What is being asked
Pick out each line with the word "page" from the material that follows.

Supplied information

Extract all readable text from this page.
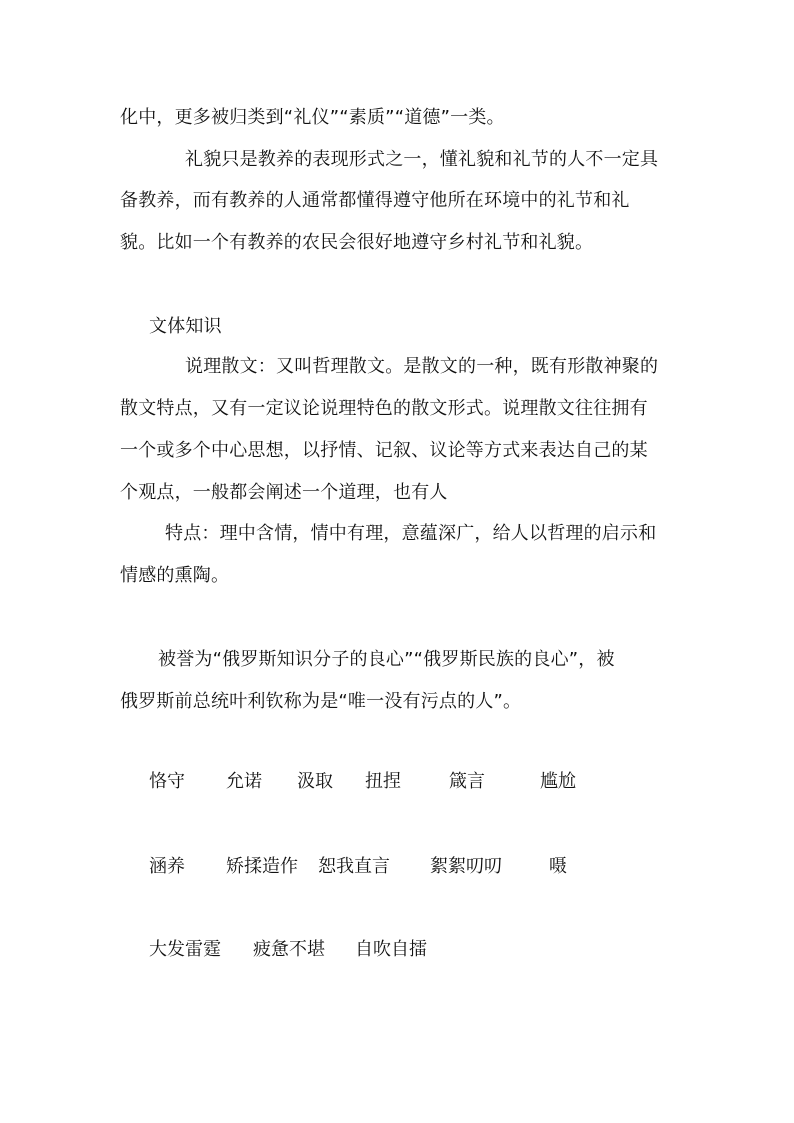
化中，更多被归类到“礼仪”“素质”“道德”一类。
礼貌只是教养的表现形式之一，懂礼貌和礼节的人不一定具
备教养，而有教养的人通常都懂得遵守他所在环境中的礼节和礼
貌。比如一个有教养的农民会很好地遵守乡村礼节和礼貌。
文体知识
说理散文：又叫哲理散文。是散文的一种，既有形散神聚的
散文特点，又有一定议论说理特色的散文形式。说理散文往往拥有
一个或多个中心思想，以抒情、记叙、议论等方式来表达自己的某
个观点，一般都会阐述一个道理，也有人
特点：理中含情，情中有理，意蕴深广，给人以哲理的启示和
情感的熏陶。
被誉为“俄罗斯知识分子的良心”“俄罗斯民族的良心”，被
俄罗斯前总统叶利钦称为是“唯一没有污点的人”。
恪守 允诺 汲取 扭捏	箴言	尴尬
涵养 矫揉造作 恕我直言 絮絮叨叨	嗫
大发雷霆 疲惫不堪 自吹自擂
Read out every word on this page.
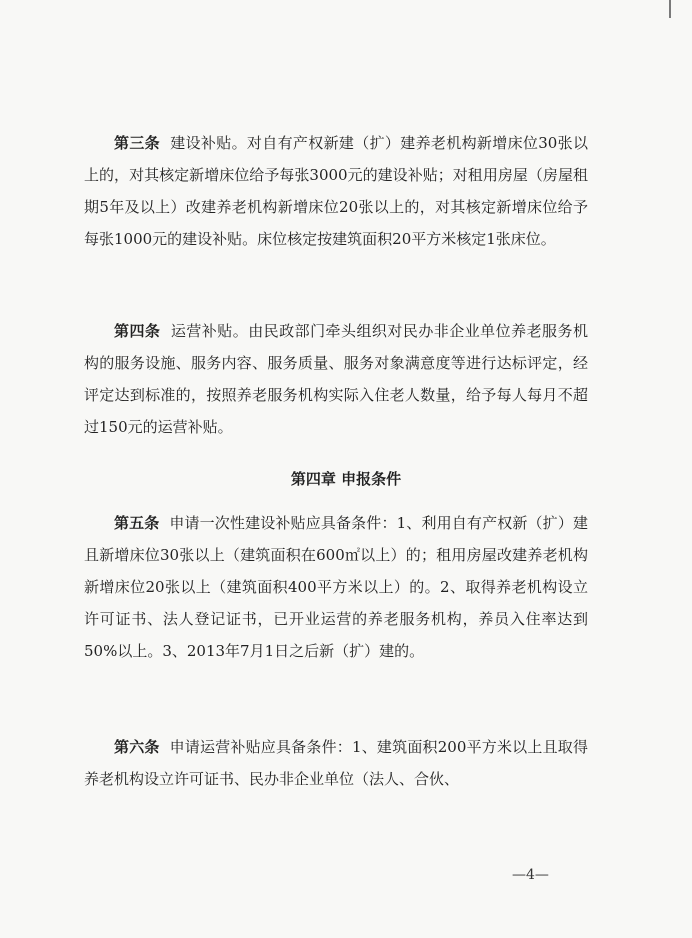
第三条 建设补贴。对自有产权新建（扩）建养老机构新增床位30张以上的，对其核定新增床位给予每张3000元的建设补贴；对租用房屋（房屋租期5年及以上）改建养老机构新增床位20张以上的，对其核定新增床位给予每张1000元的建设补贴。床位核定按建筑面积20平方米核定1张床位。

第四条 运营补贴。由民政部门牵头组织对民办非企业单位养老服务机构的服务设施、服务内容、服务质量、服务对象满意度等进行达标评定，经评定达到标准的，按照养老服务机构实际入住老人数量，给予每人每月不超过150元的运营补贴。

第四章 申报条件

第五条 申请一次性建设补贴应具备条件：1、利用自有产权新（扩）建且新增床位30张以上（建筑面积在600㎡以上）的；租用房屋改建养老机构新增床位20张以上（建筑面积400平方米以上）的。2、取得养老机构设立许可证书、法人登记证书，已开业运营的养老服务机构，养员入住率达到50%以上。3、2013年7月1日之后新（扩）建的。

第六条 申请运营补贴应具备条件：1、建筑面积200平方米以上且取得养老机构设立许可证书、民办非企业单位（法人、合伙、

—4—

Response for this exercise
Extract all readable text from this page.
Read out every word on this page.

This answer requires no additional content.